── Dataset records ──

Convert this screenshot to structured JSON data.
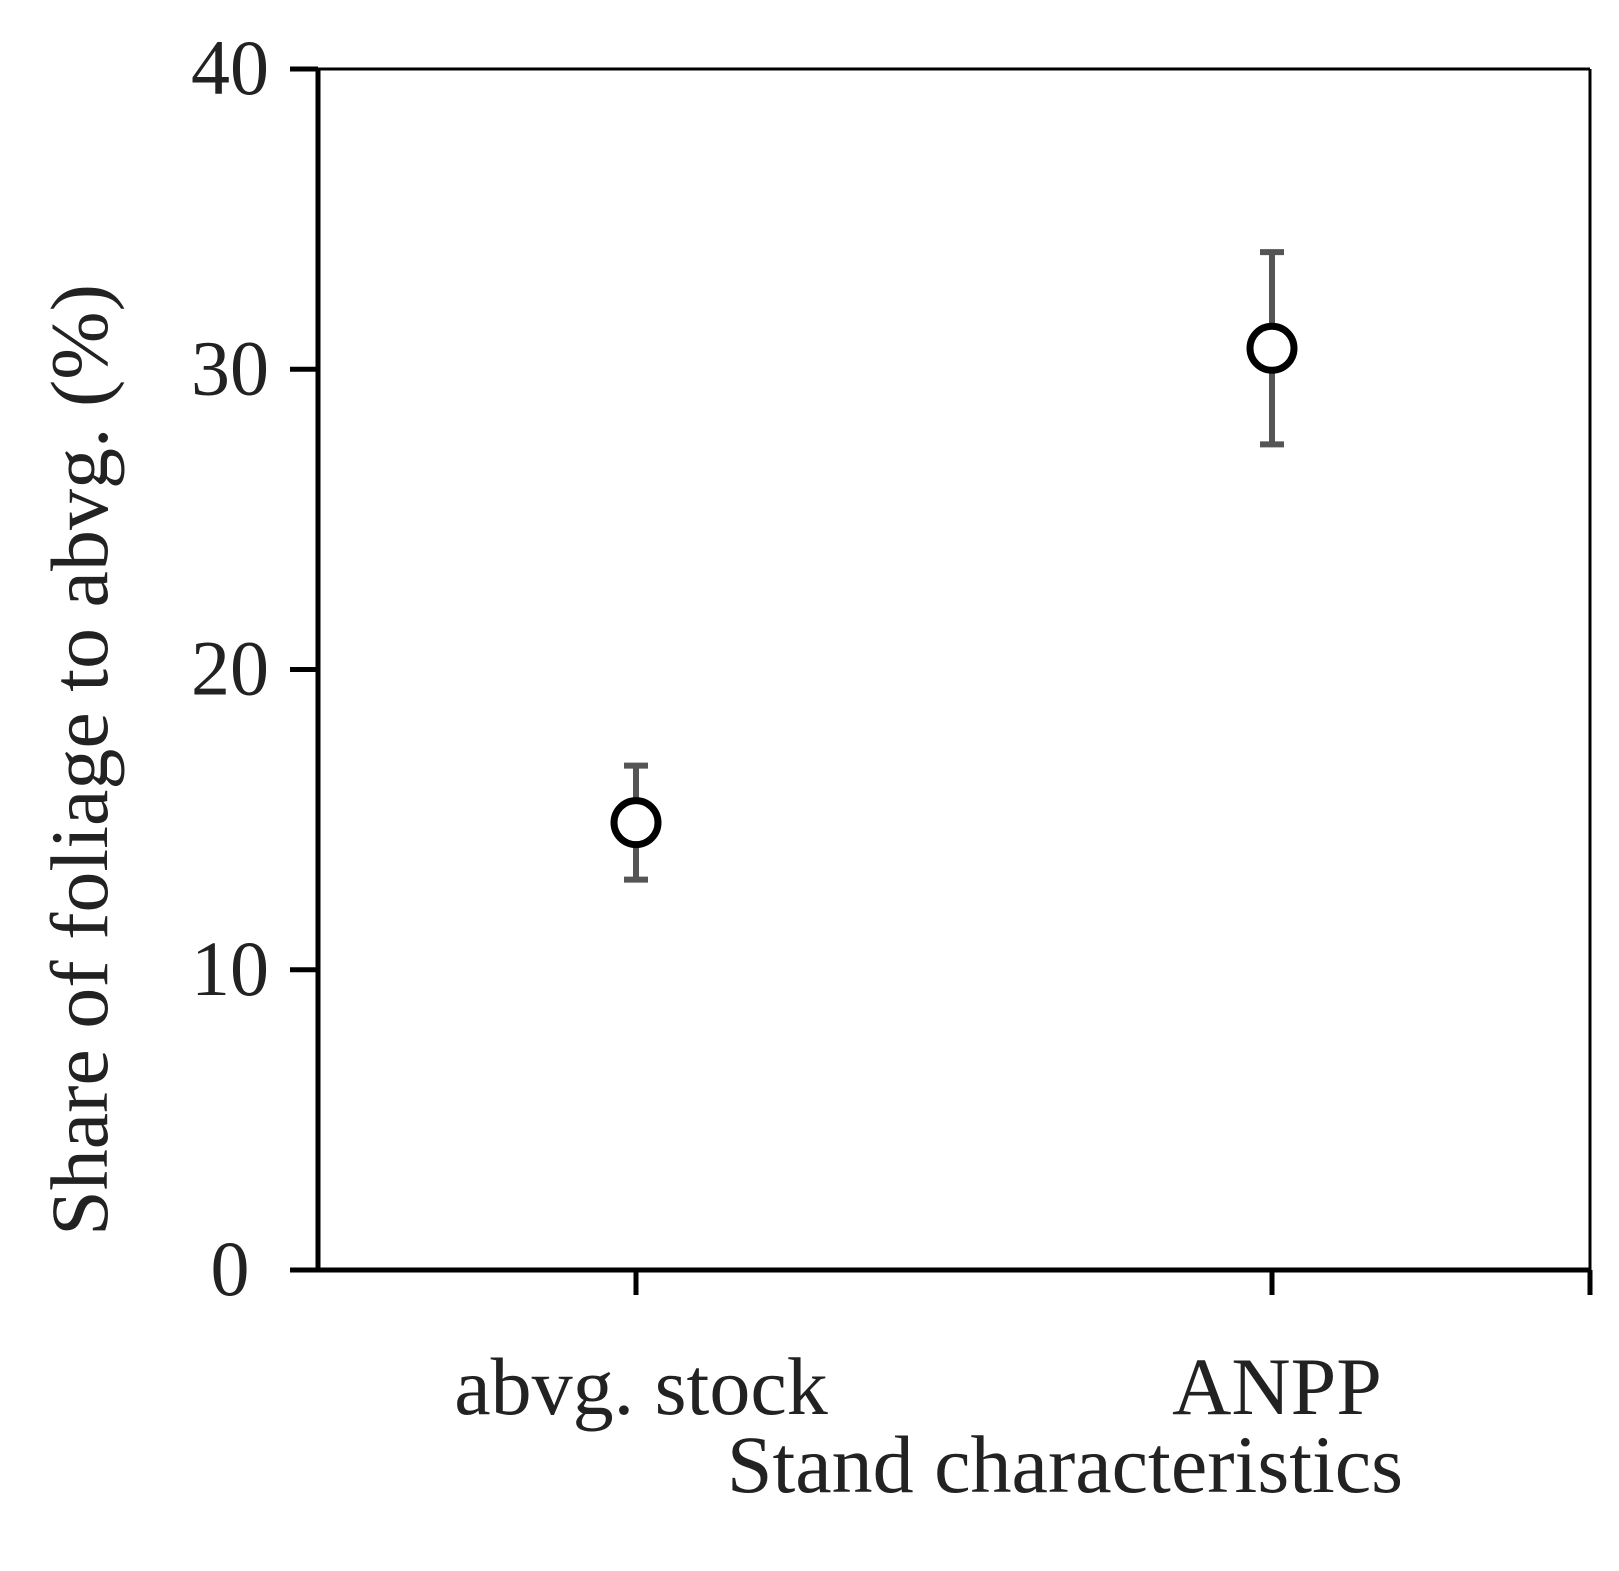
{
  "chart_data": {
    "type": "scatter",
    "x_label": "Stand characteristics",
    "y_label": "Share of foliage to abvg. (%)",
    "categories": [
      "abvg. stock",
      "ANPP"
    ],
    "series": [
      {
        "values": [
          14.9,
          30.7
        ],
        "errors": [
          1.9,
          3.2
        ],
        "color": "#000000",
        "error_color": "#555555"
      }
    ],
    "ylim": [
      0,
      40
    ],
    "yticks": [
      0,
      10,
      20,
      30,
      40
    ]
  }
}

───

_Exercise requirements_
Your task is to set down the records shown above exactly, minus any pictures.

_Solution to the problem_
Convert this screenshot to structured JSON data.
{
  "chart_data": {
    "type": "scatter",
    "x_label": "Stand characteristics",
    "y_label": "Share of foliage to abvg. (%)",
    "categories": [
      "abvg. stock",
      "ANPP"
    ],
    "series": [
      {
        "values": [
          14.9,
          30.7
        ],
        "errors": [
          1.9,
          3.2
        ],
        "color": "#000000",
        "error_color": "#555555"
      }
    ],
    "ylim": [
      0,
      40
    ],
    "yticks": [
      0,
      10,
      20,
      30,
      40
    ]
  }
}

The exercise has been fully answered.